= Goal =
Repeat the material below exactly, with no pictures.
----- Excerpted data
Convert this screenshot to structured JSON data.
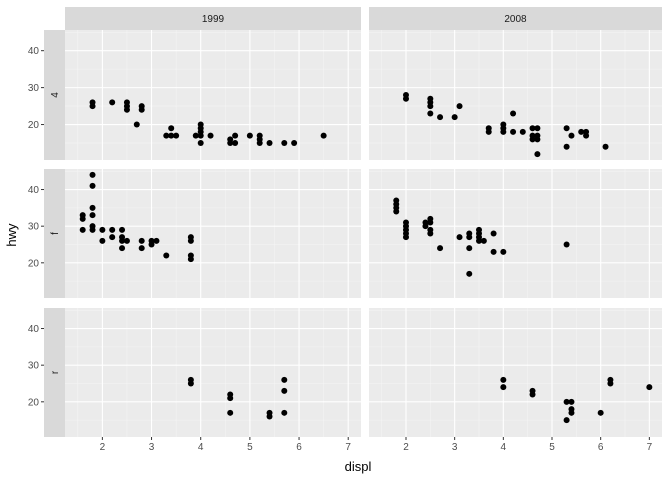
{
  "chart_data": {
    "type": "scatter",
    "xlabel": "displ",
    "ylabel": "hwy",
    "xlim": [
      1.24,
      7.26
    ],
    "ylim": [
      10.4,
      45.6
    ],
    "x_ticks": [
      2,
      3,
      4,
      5,
      6,
      7
    ],
    "y_ticks": [
      20,
      30,
      40
    ],
    "grid": true,
    "facet_cols": [
      "1999",
      "2008"
    ],
    "facet_rows": [
      "4",
      "f",
      "r"
    ],
    "point_color": "#000000",
    "panels": [
      {
        "row": "4",
        "col": "1999",
        "points": [
          [
            1.8,
            26
          ],
          [
            1.8,
            25
          ],
          [
            2.2,
            26
          ],
          [
            2.5,
            26
          ],
          [
            2.5,
            25
          ],
          [
            2.5,
            24
          ],
          [
            2.7,
            20
          ],
          [
            2.8,
            25
          ],
          [
            2.8,
            24
          ],
          [
            3.3,
            17
          ],
          [
            3.4,
            17
          ],
          [
            3.4,
            19
          ],
          [
            3.5,
            17
          ],
          [
            3.9,
            17
          ],
          [
            4.0,
            17
          ],
          [
            4.0,
            19
          ],
          [
            4.0,
            20
          ],
          [
            4.0,
            18
          ],
          [
            4.0,
            15
          ],
          [
            4.2,
            17
          ],
          [
            4.6,
            16
          ],
          [
            4.6,
            15
          ],
          [
            4.7,
            17
          ],
          [
            4.7,
            15
          ],
          [
            5.0,
            17
          ],
          [
            5.2,
            17
          ],
          [
            5.2,
            16
          ],
          [
            5.2,
            15
          ],
          [
            5.4,
            15
          ],
          [
            5.7,
            15
          ],
          [
            5.9,
            15
          ],
          [
            6.5,
            17
          ]
        ]
      },
      {
        "row": "4",
        "col": "2008",
        "points": [
          [
            2.0,
            28
          ],
          [
            2.0,
            27
          ],
          [
            2.5,
            27
          ],
          [
            2.5,
            26
          ],
          [
            2.5,
            25
          ],
          [
            2.5,
            23
          ],
          [
            2.7,
            22
          ],
          [
            3.0,
            22
          ],
          [
            3.1,
            25
          ],
          [
            3.7,
            19
          ],
          [
            3.7,
            18
          ],
          [
            4.0,
            20
          ],
          [
            4.0,
            19
          ],
          [
            4.0,
            18
          ],
          [
            4.2,
            23
          ],
          [
            4.2,
            18
          ],
          [
            4.4,
            18
          ],
          [
            4.6,
            19
          ],
          [
            4.6,
            17
          ],
          [
            4.6,
            16
          ],
          [
            4.7,
            19
          ],
          [
            4.7,
            17
          ],
          [
            4.7,
            12
          ],
          [
            4.7,
            16
          ],
          [
            5.3,
            19
          ],
          [
            5.3,
            14
          ],
          [
            5.4,
            17
          ],
          [
            5.6,
            18
          ],
          [
            5.7,
            18
          ],
          [
            5.7,
            17
          ],
          [
            6.1,
            14
          ]
        ]
      },
      {
        "row": "f",
        "col": "1999",
        "points": [
          [
            1.6,
            33
          ],
          [
            1.6,
            32
          ],
          [
            1.6,
            29
          ],
          [
            1.8,
            44
          ],
          [
            1.8,
            41
          ],
          [
            1.8,
            35
          ],
          [
            1.8,
            33
          ],
          [
            1.8,
            30
          ],
          [
            1.8,
            29
          ],
          [
            2.0,
            29
          ],
          [
            2.0,
            26
          ],
          [
            2.2,
            29
          ],
          [
            2.2,
            27
          ],
          [
            2.4,
            29
          ],
          [
            2.4,
            27
          ],
          [
            2.4,
            26
          ],
          [
            2.4,
            24
          ],
          [
            2.5,
            26
          ],
          [
            2.8,
            26
          ],
          [
            2.8,
            24
          ],
          [
            3.0,
            26
          ],
          [
            3.0,
            25
          ],
          [
            3.1,
            26
          ],
          [
            3.3,
            22
          ],
          [
            3.8,
            27
          ],
          [
            3.8,
            26
          ],
          [
            3.8,
            22
          ],
          [
            3.8,
            21
          ]
        ]
      },
      {
        "row": "f",
        "col": "2008",
        "points": [
          [
            1.8,
            37
          ],
          [
            1.8,
            36
          ],
          [
            1.8,
            35
          ],
          [
            1.8,
            34
          ],
          [
            2.0,
            31
          ],
          [
            2.0,
            30
          ],
          [
            2.0,
            29
          ],
          [
            2.0,
            28
          ],
          [
            2.0,
            27
          ],
          [
            2.4,
            31
          ],
          [
            2.4,
            30
          ],
          [
            2.5,
            32
          ],
          [
            2.5,
            31
          ],
          [
            2.5,
            29
          ],
          [
            2.5,
            28
          ],
          [
            2.7,
            24
          ],
          [
            3.1,
            27
          ],
          [
            3.3,
            28
          ],
          [
            3.3,
            27
          ],
          [
            3.3,
            24
          ],
          [
            3.3,
            17
          ],
          [
            3.5,
            29
          ],
          [
            3.5,
            28
          ],
          [
            3.5,
            27
          ],
          [
            3.5,
            26
          ],
          [
            3.6,
            26
          ],
          [
            3.8,
            28
          ],
          [
            3.8,
            23
          ],
          [
            4.0,
            23
          ],
          [
            5.3,
            25
          ]
        ]
      },
      {
        "row": "r",
        "col": "1999",
        "points": [
          [
            3.8,
            26
          ],
          [
            3.8,
            25
          ],
          [
            4.6,
            22
          ],
          [
            4.6,
            21
          ],
          [
            4.6,
            17
          ],
          [
            5.4,
            17
          ],
          [
            5.4,
            16
          ],
          [
            5.7,
            26
          ],
          [
            5.7,
            23
          ],
          [
            5.7,
            17
          ]
        ]
      },
      {
        "row": "r",
        "col": "2008",
        "points": [
          [
            4.0,
            26
          ],
          [
            4.0,
            24
          ],
          [
            4.6,
            23
          ],
          [
            4.6,
            22
          ],
          [
            5.3,
            20
          ],
          [
            5.3,
            15
          ],
          [
            5.4,
            20
          ],
          [
            5.4,
            18
          ],
          [
            5.4,
            17
          ],
          [
            6.0,
            17
          ],
          [
            6.2,
            26
          ],
          [
            6.2,
            25
          ],
          [
            7.0,
            24
          ]
        ]
      }
    ]
  }
}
----------
= Full output =
Convert this screenshot to structured JSON data.
{
  "chart_data": {
    "type": "scatter",
    "xlabel": "displ",
    "ylabel": "hwy",
    "xlim": [
      1.24,
      7.26
    ],
    "ylim": [
      10.4,
      45.6
    ],
    "x_ticks": [
      2,
      3,
      4,
      5,
      6,
      7
    ],
    "y_ticks": [
      20,
      30,
      40
    ],
    "grid": true,
    "facet_cols": [
      "1999",
      "2008"
    ],
    "facet_rows": [
      "4",
      "f",
      "r"
    ],
    "point_color": "#000000",
    "panels": [
      {
        "row": "4",
        "col": "1999",
        "points": [
          [
            1.8,
            26
          ],
          [
            1.8,
            25
          ],
          [
            2.2,
            26
          ],
          [
            2.5,
            26
          ],
          [
            2.5,
            25
          ],
          [
            2.5,
            24
          ],
          [
            2.7,
            20
          ],
          [
            2.8,
            25
          ],
          [
            2.8,
            24
          ],
          [
            3.3,
            17
          ],
          [
            3.4,
            17
          ],
          [
            3.4,
            19
          ],
          [
            3.5,
            17
          ],
          [
            3.9,
            17
          ],
          [
            4.0,
            17
          ],
          [
            4.0,
            19
          ],
          [
            4.0,
            20
          ],
          [
            4.0,
            18
          ],
          [
            4.0,
            15
          ],
          [
            4.2,
            17
          ],
          [
            4.6,
            16
          ],
          [
            4.6,
            15
          ],
          [
            4.7,
            17
          ],
          [
            4.7,
            15
          ],
          [
            5.0,
            17
          ],
          [
            5.2,
            17
          ],
          [
            5.2,
            16
          ],
          [
            5.2,
            15
          ],
          [
            5.4,
            15
          ],
          [
            5.7,
            15
          ],
          [
            5.9,
            15
          ],
          [
            6.5,
            17
          ]
        ]
      },
      {
        "row": "4",
        "col": "2008",
        "points": [
          [
            2.0,
            28
          ],
          [
            2.0,
            27
          ],
          [
            2.5,
            27
          ],
          [
            2.5,
            26
          ],
          [
            2.5,
            25
          ],
          [
            2.5,
            23
          ],
          [
            2.7,
            22
          ],
          [
            3.0,
            22
          ],
          [
            3.1,
            25
          ],
          [
            3.7,
            19
          ],
          [
            3.7,
            18
          ],
          [
            4.0,
            20
          ],
          [
            4.0,
            19
          ],
          [
            4.0,
            18
          ],
          [
            4.2,
            23
          ],
          [
            4.2,
            18
          ],
          [
            4.4,
            18
          ],
          [
            4.6,
            19
          ],
          [
            4.6,
            17
          ],
          [
            4.6,
            16
          ],
          [
            4.7,
            19
          ],
          [
            4.7,
            17
          ],
          [
            4.7,
            12
          ],
          [
            4.7,
            16
          ],
          [
            5.3,
            19
          ],
          [
            5.3,
            14
          ],
          [
            5.4,
            17
          ],
          [
            5.6,
            18
          ],
          [
            5.7,
            18
          ],
          [
            5.7,
            17
          ],
          [
            6.1,
            14
          ]
        ]
      },
      {
        "row": "f",
        "col": "1999",
        "points": [
          [
            1.6,
            33
          ],
          [
            1.6,
            32
          ],
          [
            1.6,
            29
          ],
          [
            1.8,
            44
          ],
          [
            1.8,
            41
          ],
          [
            1.8,
            35
          ],
          [
            1.8,
            33
          ],
          [
            1.8,
            30
          ],
          [
            1.8,
            29
          ],
          [
            2.0,
            29
          ],
          [
            2.0,
            26
          ],
          [
            2.2,
            29
          ],
          [
            2.2,
            27
          ],
          [
            2.4,
            29
          ],
          [
            2.4,
            27
          ],
          [
            2.4,
            26
          ],
          [
            2.4,
            24
          ],
          [
            2.5,
            26
          ],
          [
            2.8,
            26
          ],
          [
            2.8,
            24
          ],
          [
            3.0,
            26
          ],
          [
            3.0,
            25
          ],
          [
            3.1,
            26
          ],
          [
            3.3,
            22
          ],
          [
            3.8,
            27
          ],
          [
            3.8,
            26
          ],
          [
            3.8,
            22
          ],
          [
            3.8,
            21
          ]
        ]
      },
      {
        "row": "f",
        "col": "2008",
        "points": [
          [
            1.8,
            37
          ],
          [
            1.8,
            36
          ],
          [
            1.8,
            35
          ],
          [
            1.8,
            34
          ],
          [
            2.0,
            31
          ],
          [
            2.0,
            30
          ],
          [
            2.0,
            29
          ],
          [
            2.0,
            28
          ],
          [
            2.0,
            27
          ],
          [
            2.4,
            31
          ],
          [
            2.4,
            30
          ],
          [
            2.5,
            32
          ],
          [
            2.5,
            31
          ],
          [
            2.5,
            29
          ],
          [
            2.5,
            28
          ],
          [
            2.7,
            24
          ],
          [
            3.1,
            27
          ],
          [
            3.3,
            28
          ],
          [
            3.3,
            27
          ],
          [
            3.3,
            24
          ],
          [
            3.3,
            17
          ],
          [
            3.5,
            29
          ],
          [
            3.5,
            28
          ],
          [
            3.5,
            27
          ],
          [
            3.5,
            26
          ],
          [
            3.6,
            26
          ],
          [
            3.8,
            28
          ],
          [
            3.8,
            23
          ],
          [
            4.0,
            23
          ],
          [
            5.3,
            25
          ]
        ]
      },
      {
        "row": "r",
        "col": "1999",
        "points": [
          [
            3.8,
            26
          ],
          [
            3.8,
            25
          ],
          [
            4.6,
            22
          ],
          [
            4.6,
            21
          ],
          [
            4.6,
            17
          ],
          [
            5.4,
            17
          ],
          [
            5.4,
            16
          ],
          [
            5.7,
            26
          ],
          [
            5.7,
            23
          ],
          [
            5.7,
            17
          ]
        ]
      },
      {
        "row": "r",
        "col": "2008",
        "points": [
          [
            4.0,
            26
          ],
          [
            4.0,
            24
          ],
          [
            4.6,
            23
          ],
          [
            4.6,
            22
          ],
          [
            5.3,
            20
          ],
          [
            5.3,
            15
          ],
          [
            5.4,
            20
          ],
          [
            5.4,
            18
          ],
          [
            5.4,
            17
          ],
          [
            6.0,
            17
          ],
          [
            6.2,
            26
          ],
          [
            6.2,
            25
          ],
          [
            7.0,
            24
          ]
        ]
      }
    ]
  }
}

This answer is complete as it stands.